__TASK OBJECTIVE__.
For each line of the data below that holds "απόληψη", copy the line.

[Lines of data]

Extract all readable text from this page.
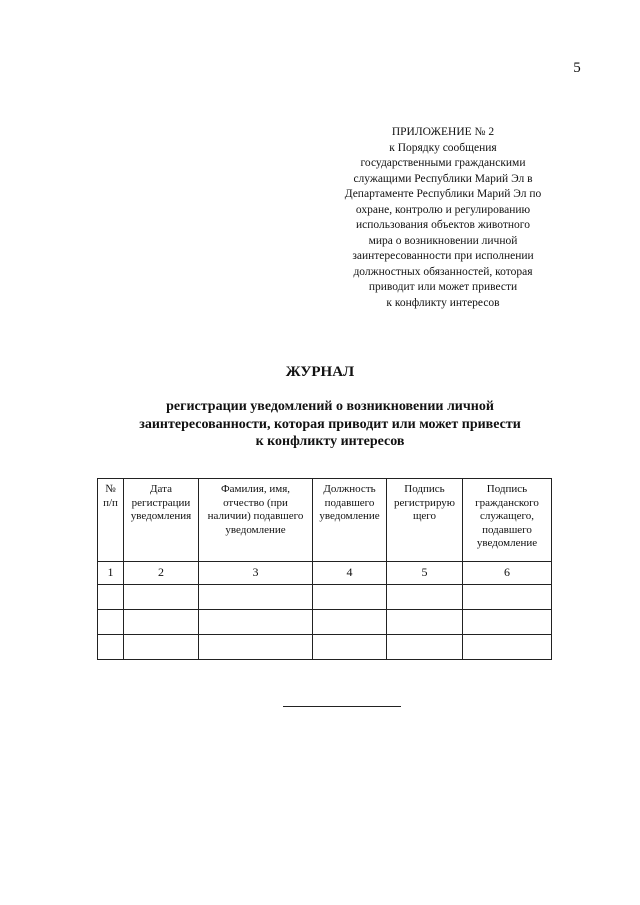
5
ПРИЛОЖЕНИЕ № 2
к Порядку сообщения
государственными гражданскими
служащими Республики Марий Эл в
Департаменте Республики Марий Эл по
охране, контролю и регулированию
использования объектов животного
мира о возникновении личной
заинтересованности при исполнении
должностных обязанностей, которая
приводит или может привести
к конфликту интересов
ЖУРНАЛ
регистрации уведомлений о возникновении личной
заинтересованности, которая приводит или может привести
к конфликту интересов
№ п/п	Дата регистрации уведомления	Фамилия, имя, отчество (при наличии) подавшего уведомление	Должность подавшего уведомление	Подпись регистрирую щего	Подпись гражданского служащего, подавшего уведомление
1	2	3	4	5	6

---

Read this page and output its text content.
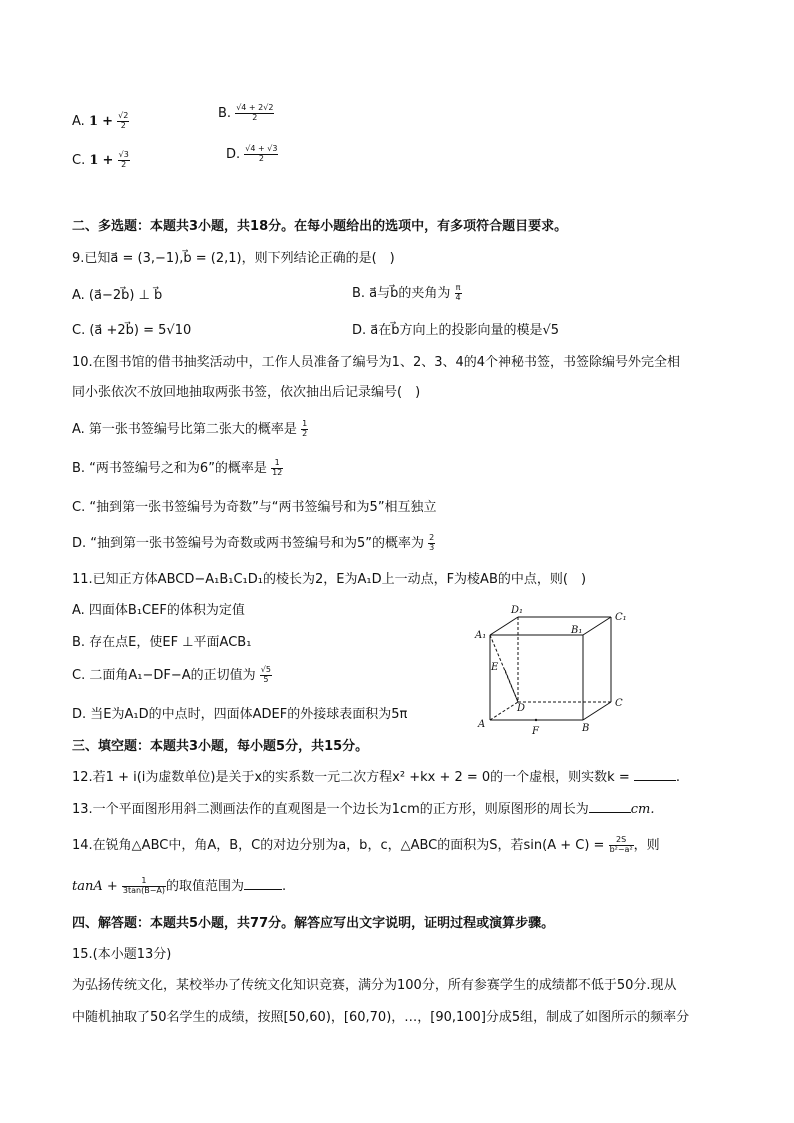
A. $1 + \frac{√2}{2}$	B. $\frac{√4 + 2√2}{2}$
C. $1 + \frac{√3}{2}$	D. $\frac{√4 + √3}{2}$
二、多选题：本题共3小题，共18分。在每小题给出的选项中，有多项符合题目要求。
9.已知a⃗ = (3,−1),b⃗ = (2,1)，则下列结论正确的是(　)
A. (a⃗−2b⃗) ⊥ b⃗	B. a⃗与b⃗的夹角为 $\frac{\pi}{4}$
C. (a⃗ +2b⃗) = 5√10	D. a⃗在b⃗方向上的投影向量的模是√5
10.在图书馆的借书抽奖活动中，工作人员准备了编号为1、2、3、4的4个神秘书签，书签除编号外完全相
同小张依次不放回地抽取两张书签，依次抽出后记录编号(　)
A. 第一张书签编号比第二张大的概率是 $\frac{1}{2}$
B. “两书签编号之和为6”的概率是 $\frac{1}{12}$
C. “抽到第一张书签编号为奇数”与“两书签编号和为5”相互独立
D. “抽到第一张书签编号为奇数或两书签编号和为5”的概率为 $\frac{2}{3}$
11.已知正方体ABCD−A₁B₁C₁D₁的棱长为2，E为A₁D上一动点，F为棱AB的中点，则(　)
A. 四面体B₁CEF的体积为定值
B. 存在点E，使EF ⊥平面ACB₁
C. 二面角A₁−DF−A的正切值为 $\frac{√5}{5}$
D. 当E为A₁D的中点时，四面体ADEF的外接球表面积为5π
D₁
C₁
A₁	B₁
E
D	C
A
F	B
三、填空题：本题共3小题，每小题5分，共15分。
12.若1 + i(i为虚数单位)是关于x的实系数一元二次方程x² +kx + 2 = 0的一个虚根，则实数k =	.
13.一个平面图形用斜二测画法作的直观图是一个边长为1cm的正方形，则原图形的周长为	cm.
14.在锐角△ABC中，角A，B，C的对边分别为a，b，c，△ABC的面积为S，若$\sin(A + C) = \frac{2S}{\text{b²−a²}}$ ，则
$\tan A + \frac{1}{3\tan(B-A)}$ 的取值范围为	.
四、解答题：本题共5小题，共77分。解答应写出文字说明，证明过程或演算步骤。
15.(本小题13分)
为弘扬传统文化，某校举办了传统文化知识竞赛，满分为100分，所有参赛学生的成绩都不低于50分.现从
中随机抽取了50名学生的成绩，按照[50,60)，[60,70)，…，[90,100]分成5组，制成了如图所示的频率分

---

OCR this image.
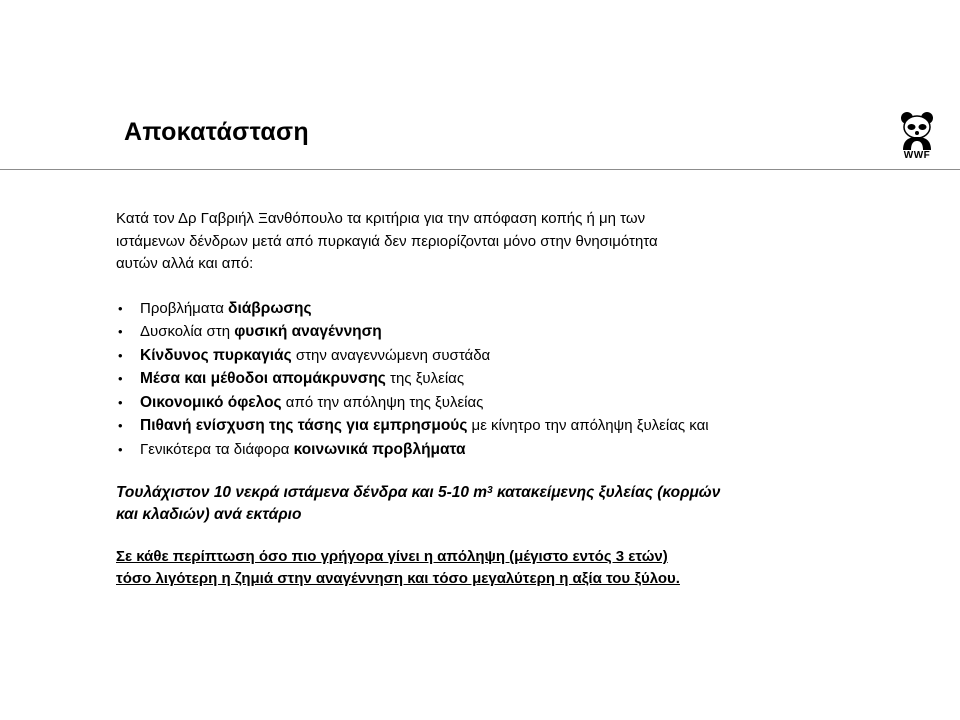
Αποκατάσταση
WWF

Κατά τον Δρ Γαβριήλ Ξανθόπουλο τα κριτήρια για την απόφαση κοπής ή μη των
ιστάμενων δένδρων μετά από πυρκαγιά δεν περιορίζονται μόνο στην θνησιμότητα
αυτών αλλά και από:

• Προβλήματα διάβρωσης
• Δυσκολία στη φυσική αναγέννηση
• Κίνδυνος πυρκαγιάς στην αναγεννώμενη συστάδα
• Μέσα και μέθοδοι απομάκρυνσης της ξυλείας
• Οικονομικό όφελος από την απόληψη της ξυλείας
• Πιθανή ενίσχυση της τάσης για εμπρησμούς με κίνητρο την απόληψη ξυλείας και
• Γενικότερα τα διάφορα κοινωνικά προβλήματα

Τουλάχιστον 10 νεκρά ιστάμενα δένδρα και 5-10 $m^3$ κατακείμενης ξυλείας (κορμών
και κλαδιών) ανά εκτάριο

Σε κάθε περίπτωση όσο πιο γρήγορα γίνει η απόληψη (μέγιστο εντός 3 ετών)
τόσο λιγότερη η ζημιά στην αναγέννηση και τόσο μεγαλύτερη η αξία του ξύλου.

__RESULT OF THE EXERCISE__.
• Οικονομικό όφελος από την απόληψη της ξυλείας
• Πιθανή ενίσχυση της τάσης για εμπρησμούς με κίνητρο την απόληψη ξυλείας και
Σε κάθε περίπτωση όσο πιο γρήγορα γίνει η απόληψη (μέγιστο εντός 3 ετών)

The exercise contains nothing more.